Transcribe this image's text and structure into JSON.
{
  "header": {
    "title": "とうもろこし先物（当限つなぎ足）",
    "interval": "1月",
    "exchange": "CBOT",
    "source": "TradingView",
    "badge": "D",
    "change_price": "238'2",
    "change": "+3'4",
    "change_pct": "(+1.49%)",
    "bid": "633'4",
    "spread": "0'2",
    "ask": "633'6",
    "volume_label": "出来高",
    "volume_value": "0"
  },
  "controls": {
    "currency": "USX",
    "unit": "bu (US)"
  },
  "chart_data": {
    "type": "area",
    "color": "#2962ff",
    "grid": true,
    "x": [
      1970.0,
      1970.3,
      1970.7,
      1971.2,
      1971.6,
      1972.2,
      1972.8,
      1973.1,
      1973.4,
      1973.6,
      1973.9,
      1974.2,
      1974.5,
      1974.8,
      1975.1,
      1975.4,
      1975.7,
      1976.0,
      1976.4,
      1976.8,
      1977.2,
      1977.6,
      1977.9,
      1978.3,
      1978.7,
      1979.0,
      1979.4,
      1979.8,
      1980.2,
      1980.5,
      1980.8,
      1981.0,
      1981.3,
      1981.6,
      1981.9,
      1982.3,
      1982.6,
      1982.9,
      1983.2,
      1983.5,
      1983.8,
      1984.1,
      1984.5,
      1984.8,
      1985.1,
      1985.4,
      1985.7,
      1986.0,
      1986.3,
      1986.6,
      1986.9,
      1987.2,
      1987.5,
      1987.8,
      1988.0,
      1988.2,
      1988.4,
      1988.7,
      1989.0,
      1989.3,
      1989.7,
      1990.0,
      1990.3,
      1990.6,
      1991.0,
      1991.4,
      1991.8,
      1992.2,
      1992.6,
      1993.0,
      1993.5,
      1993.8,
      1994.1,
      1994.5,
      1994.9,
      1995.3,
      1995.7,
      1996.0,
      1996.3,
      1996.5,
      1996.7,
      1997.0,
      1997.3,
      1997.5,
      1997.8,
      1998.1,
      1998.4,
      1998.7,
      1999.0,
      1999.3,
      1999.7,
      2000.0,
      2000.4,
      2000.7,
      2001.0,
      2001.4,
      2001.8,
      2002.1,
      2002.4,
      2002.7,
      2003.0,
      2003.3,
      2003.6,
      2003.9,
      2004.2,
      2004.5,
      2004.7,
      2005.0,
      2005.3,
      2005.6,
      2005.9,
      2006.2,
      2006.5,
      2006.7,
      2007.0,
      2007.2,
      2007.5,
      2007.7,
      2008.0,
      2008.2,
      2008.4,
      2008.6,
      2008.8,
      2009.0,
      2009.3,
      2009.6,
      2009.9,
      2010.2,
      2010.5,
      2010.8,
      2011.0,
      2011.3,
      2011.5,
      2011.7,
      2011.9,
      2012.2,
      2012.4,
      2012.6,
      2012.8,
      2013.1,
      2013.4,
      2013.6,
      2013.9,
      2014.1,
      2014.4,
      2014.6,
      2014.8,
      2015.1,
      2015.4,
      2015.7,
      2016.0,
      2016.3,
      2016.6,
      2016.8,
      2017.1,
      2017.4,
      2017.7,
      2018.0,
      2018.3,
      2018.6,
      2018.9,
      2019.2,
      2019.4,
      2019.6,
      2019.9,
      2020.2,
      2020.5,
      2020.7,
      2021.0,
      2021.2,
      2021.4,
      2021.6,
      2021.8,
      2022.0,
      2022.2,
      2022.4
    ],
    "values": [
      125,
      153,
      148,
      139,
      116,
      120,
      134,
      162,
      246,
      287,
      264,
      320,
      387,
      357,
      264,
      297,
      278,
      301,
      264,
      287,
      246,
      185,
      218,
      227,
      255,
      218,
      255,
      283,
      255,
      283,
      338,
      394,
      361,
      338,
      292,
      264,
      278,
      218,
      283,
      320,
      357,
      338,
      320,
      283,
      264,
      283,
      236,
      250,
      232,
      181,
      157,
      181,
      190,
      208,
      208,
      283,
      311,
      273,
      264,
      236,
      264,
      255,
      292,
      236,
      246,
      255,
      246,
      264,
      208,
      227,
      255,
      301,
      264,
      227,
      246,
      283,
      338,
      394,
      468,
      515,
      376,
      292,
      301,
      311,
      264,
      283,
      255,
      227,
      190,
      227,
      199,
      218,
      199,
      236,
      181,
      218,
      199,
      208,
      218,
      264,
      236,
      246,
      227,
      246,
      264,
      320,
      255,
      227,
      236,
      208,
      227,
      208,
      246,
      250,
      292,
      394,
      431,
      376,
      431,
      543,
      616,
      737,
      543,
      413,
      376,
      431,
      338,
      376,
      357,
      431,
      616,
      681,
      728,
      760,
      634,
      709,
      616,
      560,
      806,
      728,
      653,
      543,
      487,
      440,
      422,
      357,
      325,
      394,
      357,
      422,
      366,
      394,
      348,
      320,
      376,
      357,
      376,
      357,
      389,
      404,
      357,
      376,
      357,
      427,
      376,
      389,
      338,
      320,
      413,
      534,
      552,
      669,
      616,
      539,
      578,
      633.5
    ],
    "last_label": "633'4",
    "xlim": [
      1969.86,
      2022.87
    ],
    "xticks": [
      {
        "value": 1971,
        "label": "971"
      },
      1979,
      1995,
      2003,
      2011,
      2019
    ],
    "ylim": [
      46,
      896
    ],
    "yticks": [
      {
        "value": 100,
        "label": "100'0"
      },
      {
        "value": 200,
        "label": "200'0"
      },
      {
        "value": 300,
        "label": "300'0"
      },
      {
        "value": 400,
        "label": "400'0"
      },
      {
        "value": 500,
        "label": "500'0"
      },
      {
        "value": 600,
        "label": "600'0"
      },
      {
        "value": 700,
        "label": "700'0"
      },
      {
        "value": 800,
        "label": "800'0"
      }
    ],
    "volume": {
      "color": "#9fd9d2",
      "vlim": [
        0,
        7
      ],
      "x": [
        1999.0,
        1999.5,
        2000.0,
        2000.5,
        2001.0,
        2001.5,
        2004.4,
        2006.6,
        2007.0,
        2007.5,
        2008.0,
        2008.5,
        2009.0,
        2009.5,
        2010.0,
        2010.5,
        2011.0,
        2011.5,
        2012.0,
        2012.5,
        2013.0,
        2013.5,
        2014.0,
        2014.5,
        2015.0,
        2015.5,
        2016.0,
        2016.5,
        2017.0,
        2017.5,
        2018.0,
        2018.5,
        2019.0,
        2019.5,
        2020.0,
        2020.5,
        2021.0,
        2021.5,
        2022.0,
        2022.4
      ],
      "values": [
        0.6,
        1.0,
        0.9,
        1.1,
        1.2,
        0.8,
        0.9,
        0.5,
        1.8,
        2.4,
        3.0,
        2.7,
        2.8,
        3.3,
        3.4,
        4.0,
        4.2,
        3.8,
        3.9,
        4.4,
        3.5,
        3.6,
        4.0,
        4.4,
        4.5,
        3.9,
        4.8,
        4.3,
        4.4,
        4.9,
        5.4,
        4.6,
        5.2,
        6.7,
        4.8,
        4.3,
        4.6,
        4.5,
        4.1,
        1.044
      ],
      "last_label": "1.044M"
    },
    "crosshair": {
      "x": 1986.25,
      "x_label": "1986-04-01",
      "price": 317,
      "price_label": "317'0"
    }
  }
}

◆ **WHAT THIS TASK INVOLVES**: Each line of the material should be echoed exactly.

◆ **WRITTEN REPLY**:
Transcribe this image's text and structure into JSON.
{
  "header": {
    "title": "とうもろこし先物（当限つなぎ足）",
    "interval": "1月",
    "exchange": "CBOT",
    "source": "TradingView",
    "badge": "D",
    "change_price": "238'2",
    "change": "+3'4",
    "change_pct": "(+1.49%)",
    "bid": "633'4",
    "spread": "0'2",
    "ask": "633'6",
    "volume_label": "出来高",
    "volume_value": "0"
  },
  "controls": {
    "currency": "USX",
    "unit": "bu (US)"
  },
  "chart_data": {
    "type": "area",
    "color": "#2962ff",
    "grid": true,
    "x": [
      1970.0,
      1970.3,
      1970.7,
      1971.2,
      1971.6,
      1972.2,
      1972.8,
      1973.1,
      1973.4,
      1973.6,
      1973.9,
      1974.2,
      1974.5,
      1974.8,
      1975.1,
      1975.4,
      1975.7,
      1976.0,
      1976.4,
      1976.8,
      1977.2,
      1977.6,
      1977.9,
      1978.3,
      1978.7,
      1979.0,
      1979.4,
      1979.8,
      1980.2,
      1980.5,
      1980.8,
      1981.0,
      1981.3,
      1981.6,
      1981.9,
      1982.3,
      1982.6,
      1982.9,
      1983.2,
      1983.5,
      1983.8,
      1984.1,
      1984.5,
      1984.8,
      1985.1,
      1985.4,
      1985.7,
      1986.0,
      1986.3,
      1986.6,
      1986.9,
      1987.2,
      1987.5,
      1987.8,
      1988.0,
      1988.2,
      1988.4,
      1988.7,
      1989.0,
      1989.3,
      1989.7,
      1990.0,
      1990.3,
      1990.6,
      1991.0,
      1991.4,
      1991.8,
      1992.2,
      1992.6,
      1993.0,
      1993.5,
      1993.8,
      1994.1,
      1994.5,
      1994.9,
      1995.3,
      1995.7,
      1996.0,
      1996.3,
      1996.5,
      1996.7,
      1997.0,
      1997.3,
      1997.5,
      1997.8,
      1998.1,
      1998.4,
      1998.7,
      1999.0,
      1999.3,
      1999.7,
      2000.0,
      2000.4,
      2000.7,
      2001.0,
      2001.4,
      2001.8,
      2002.1,
      2002.4,
      2002.7,
      2003.0,
      2003.3,
      2003.6,
      2003.9,
      2004.2,
      2004.5,
      2004.7,
      2005.0,
      2005.3,
      2005.6,
      2005.9,
      2006.2,
      2006.5,
      2006.7,
      2007.0,
      2007.2,
      2007.5,
      2007.7,
      2008.0,
      2008.2,
      2008.4,
      2008.6,
      2008.8,
      2009.0,
      2009.3,
      2009.6,
      2009.9,
      2010.2,
      2010.5,
      2010.8,
      2011.0,
      2011.3,
      2011.5,
      2011.7,
      2011.9,
      2012.2,
      2012.4,
      2012.6,
      2012.8,
      2013.1,
      2013.4,
      2013.6,
      2013.9,
      2014.1,
      2014.4,
      2014.6,
      2014.8,
      2015.1,
      2015.4,
      2015.7,
      2016.0,
      2016.3,
      2016.6,
      2016.8,
      2017.1,
      2017.4,
      2017.7,
      2018.0,
      2018.3,
      2018.6,
      2018.9,
      2019.2,
      2019.4,
      2019.6,
      2019.9,
      2020.2,
      2020.5,
      2020.7,
      2021.0,
      2021.2,
      2021.4,
      2021.6,
      2021.8,
      2022.0,
      2022.2,
      2022.4
    ],
    "values": [
      125,
      153,
      148,
      139,
      116,
      120,
      134,
      162,
      246,
      287,
      264,
      320,
      387,
      357,
      264,
      297,
      278,
      301,
      264,
      287,
      246,
      185,
      218,
      227,
      255,
      218,
      255,
      283,
      255,
      283,
      338,
      394,
      361,
      338,
      292,
      264,
      278,
      218,
      283,
      320,
      357,
      338,
      320,
      283,
      264,
      283,
      236,
      250,
      232,
      181,
      157,
      181,
      190,
      208,
      208,
      283,
      311,
      273,
      264,
      236,
      264,
      255,
      292,
      236,
      246,
      255,
      246,
      264,
      208,
      227,
      255,
      301,
      264,
      227,
      246,
      283,
      338,
      394,
      468,
      515,
      376,
      292,
      301,
      311,
      264,
      283,
      255,
      227,
      190,
      227,
      199,
      218,
      199,
      236,
      181,
      218,
      199,
      208,
      218,
      264,
      236,
      246,
      227,
      246,
      264,
      320,
      255,
      227,
      236,
      208,
      227,
      208,
      246,
      250,
      292,
      394,
      431,
      376,
      431,
      543,
      616,
      737,
      543,
      413,
      376,
      431,
      338,
      376,
      357,
      431,
      616,
      681,
      728,
      760,
      634,
      709,
      616,
      560,
      806,
      728,
      653,
      543,
      487,
      440,
      422,
      357,
      325,
      394,
      357,
      422,
      366,
      394,
      348,
      320,
      376,
      357,
      376,
      357,
      389,
      404,
      357,
      376,
      357,
      427,
      376,
      389,
      338,
      320,
      413,
      534,
      552,
      669,
      616,
      539,
      578,
      633.5
    ],
    "last_label": "633'4",
    "xlim": [
      1969.86,
      2022.87
    ],
    "xticks": [
      {
        "value": 1971,
        "label": "971"
      },
      1979,
      1995,
      2003,
      2011,
      2019
    ],
    "ylim": [
      46,
      896
    ],
    "yticks": [
      {
        "value": 100,
        "label": "100'0"
      },
      {
        "value": 200,
        "label": "200'0"
      },
      {
        "value": 300,
        "label": "300'0"
      },
      {
        "value": 400,
        "label": "400'0"
      },
      {
        "value": 500,
        "label": "500'0"
      },
      {
        "value": 600,
        "label": "600'0"
      },
      {
        "value": 700,
        "label": "700'0"
      },
      {
        "value": 800,
        "label": "800'0"
      }
    ],
    "volume": {
      "color": "#9fd9d2",
      "vlim": [
        0,
        7
      ],
      "x": [
        1999.0,
        1999.5,
        2000.0,
        2000.5,
        2001.0,
        2001.5,
        2004.4,
        2006.6,
        2007.0,
        2007.5,
        2008.0,
        2008.5,
        2009.0,
        2009.5,
        2010.0,
        2010.5,
        2011.0,
        2011.5,
        2012.0,
        2012.5,
        2013.0,
        2013.5,
        2014.0,
        2014.5,
        2015.0,
        2015.5,
        2016.0,
        2016.5,
        2017.0,
        2017.5,
        2018.0,
        2018.5,
        2019.0,
        2019.5,
        2020.0,
        2020.5,
        2021.0,
        2021.5,
        2022.0,
        2022.4
      ],
      "values": [
        0.6,
        1.0,
        0.9,
        1.1,
        1.2,
        0.8,
        0.9,
        0.5,
        1.8,
        2.4,
        3.0,
        2.7,
        2.8,
        3.3,
        3.4,
        4.0,
        4.2,
        3.8,
        3.9,
        4.4,
        3.5,
        3.6,
        4.0,
        4.4,
        4.5,
        3.9,
        4.8,
        4.3,
        4.4,
        4.9,
        5.4,
        4.6,
        5.2,
        6.7,
        4.8,
        4.3,
        4.6,
        4.5,
        4.1,
        1.044
      ],
      "last_label": "1.044M"
    },
    "crosshair": {
      "x": 1986.25,
      "x_label": "1986-04-01",
      "price": 317,
      "price_label": "317'0"
    }
  }
}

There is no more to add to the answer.